Task goal. Provide an exact transcription of all the records.

Dataset records.

════════

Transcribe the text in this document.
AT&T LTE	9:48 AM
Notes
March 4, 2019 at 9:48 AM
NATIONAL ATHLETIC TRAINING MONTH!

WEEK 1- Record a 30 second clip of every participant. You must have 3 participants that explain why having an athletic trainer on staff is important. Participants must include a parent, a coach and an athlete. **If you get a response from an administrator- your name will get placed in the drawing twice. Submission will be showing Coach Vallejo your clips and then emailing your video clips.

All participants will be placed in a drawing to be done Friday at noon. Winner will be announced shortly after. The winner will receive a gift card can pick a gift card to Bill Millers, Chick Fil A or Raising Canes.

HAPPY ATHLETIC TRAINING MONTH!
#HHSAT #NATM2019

════════

Answer to this exercise.
Transcribe the text in this document.
AT&T LTE	9:48 AM
Notes
March 4, 2019 at 9:48 AM
NATIONAL ATHLETIC TRAINING MONTH!

WEEK 1- Record a 30 second clip of every participant. You must have 3 participants that explain why having an athletic trainer on staff is important. Participants must include a parent, a coach and an athlete. **If you get a response from an administrator- your name will get placed in the drawing twice. Submission will be showing Coach Vallejo your clips and then emailing your video clips.

All participants will be placed in a drawing to be done Friday at noon. Winner will be announced shortly after. The winner will receive a gift card can pick a gift card to Bill Millers, Chick Fil A or Raising Canes.

HAPPY ATHLETIC TRAINING MONTH!
#HHSAT #NATM2019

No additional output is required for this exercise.